*What you have to do*. Quote every line as given.

Some records
━━━━━━
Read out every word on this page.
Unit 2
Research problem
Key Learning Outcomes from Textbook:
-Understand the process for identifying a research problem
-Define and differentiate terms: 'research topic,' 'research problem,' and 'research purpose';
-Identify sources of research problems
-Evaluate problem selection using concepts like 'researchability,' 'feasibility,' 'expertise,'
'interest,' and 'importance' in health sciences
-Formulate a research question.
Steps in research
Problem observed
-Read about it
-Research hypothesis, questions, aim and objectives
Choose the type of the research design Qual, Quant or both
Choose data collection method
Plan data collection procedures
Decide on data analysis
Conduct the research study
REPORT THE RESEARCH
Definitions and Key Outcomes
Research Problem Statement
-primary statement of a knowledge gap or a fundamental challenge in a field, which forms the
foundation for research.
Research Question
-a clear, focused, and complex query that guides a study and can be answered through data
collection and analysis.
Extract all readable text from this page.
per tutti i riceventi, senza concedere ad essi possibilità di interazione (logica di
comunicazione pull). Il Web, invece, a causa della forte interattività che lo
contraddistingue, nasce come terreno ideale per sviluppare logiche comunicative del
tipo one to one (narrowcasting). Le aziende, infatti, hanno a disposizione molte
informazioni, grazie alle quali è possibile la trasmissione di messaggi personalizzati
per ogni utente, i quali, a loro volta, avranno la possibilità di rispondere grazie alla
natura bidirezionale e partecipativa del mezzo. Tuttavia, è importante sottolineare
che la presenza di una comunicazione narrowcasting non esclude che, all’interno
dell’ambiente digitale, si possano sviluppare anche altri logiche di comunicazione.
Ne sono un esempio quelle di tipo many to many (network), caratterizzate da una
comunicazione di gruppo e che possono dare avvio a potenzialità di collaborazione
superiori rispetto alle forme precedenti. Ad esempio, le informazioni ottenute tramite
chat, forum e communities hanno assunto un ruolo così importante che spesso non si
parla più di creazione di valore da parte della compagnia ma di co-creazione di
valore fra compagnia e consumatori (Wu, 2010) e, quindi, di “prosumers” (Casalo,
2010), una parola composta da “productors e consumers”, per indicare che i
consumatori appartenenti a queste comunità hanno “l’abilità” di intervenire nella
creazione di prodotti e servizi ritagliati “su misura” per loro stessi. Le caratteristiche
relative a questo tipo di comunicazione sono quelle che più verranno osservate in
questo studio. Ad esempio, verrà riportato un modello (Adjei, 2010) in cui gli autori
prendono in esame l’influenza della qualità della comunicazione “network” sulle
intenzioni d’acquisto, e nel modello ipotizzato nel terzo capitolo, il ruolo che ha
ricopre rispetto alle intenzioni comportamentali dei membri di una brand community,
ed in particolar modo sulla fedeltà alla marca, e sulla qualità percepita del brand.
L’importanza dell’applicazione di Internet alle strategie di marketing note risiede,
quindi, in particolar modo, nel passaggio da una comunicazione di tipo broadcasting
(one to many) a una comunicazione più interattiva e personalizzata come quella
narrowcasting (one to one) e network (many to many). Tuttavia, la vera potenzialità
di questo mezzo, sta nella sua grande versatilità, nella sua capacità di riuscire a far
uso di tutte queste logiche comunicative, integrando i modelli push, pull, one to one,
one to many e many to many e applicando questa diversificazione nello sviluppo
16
━━━━━━
*Response*.
Read out every word on this page.
Unit 2
Research problem
Key Learning Outcomes from Textbook:
-Understand the process for identifying a research problem
-Define and differentiate terms: 'research topic,' 'research problem,' and 'research purpose';
-Identify sources of research problems
-Evaluate problem selection using concepts like 'researchability,' 'feasibility,' 'expertise,'
'interest,' and 'importance' in health sciences
-Formulate a research question.
Steps in research
Problem observed
-Read about it
-Research hypothesis, questions, aim and objectives
Choose the type of the research design Qual, Quant or both
Choose data collection method
Plan data collection procedures
Decide on data analysis
Conduct the research study
REPORT THE RESEARCH
Definitions and Key Outcomes
Research Problem Statement
-primary statement of a knowledge gap or a fundamental challenge in a field, which forms the
foundation for research.
Research Question
-a clear, focused, and complex query that guides a study and can be answered through data
collection and analysis.
Extract all readable text from this page.
per tutti i riceventi, senza concedere ad essi possibilità di interazione (logica di
comunicazione pull). Il Web, invece, a causa della forte interattività che lo
contraddistingue, nasce come terreno ideale per sviluppare logiche comunicative del
tipo one to one (narrowcasting). Le aziende, infatti, hanno a disposizione molte
informazioni, grazie alle quali è possibile la trasmissione di messaggi personalizzati
per ogni utente, i quali, a loro volta, avranno la possibilità di rispondere grazie alla
natura bidirezionale e partecipativa del mezzo. Tuttavia, è importante sottolineare
che la presenza di una comunicazione narrowcasting non esclude che, all’interno
dell’ambiente digitale, si possano sviluppare anche altri logiche di comunicazione.
Ne sono un esempio quelle di tipo many to many (network), caratterizzate da una
comunicazione di gruppo e che possono dare avvio a potenzialità di collaborazione
superiori rispetto alle forme precedenti. Ad esempio, le informazioni ottenute tramite
chat, forum e communities hanno assunto un ruolo così importante che spesso non si
parla più di creazione di valore da parte della compagnia ma di co-creazione di
valore fra compagnia e consumatori (Wu, 2010) e, quindi, di “prosumers” (Casalo,
2010), una parola composta da “productors e consumers”, per indicare che i
consumatori appartenenti a queste comunità hanno “l’abilità” di intervenire nella
creazione di prodotti e servizi ritagliati “su misura” per loro stessi. Le caratteristiche
relative a questo tipo di comunicazione sono quelle che più verranno osservate in
questo studio. Ad esempio, verrà riportato un modello (Adjei, 2010) in cui gli autori
prendono in esame l’influenza della qualità della comunicazione “network” sulle
intenzioni d’acquisto, e nel modello ipotizzato nel terzo capitolo, il ruolo che ha
ricopre rispetto alle intenzioni comportamentali dei membri di una brand community,
ed in particolar modo sulla fedeltà alla marca, e sulla qualità percepita del brand.
L’importanza dell’applicazione di Internet alle strategie di marketing note risiede,
quindi, in particolar modo, nel passaggio da una comunicazione di tipo broadcasting
(one to many) a una comunicazione più interattiva e personalizzata come quella
narrowcasting (one to one) e network (many to many). Tuttavia, la vera potenzialità
di questo mezzo, sta nella sua grande versatilità, nella sua capacità di riuscire a far
uso di tutte queste logiche comunicative, integrando i modelli push, pull, one to one,
one to many e many to many e applicando questa diversificazione nello sviluppo
16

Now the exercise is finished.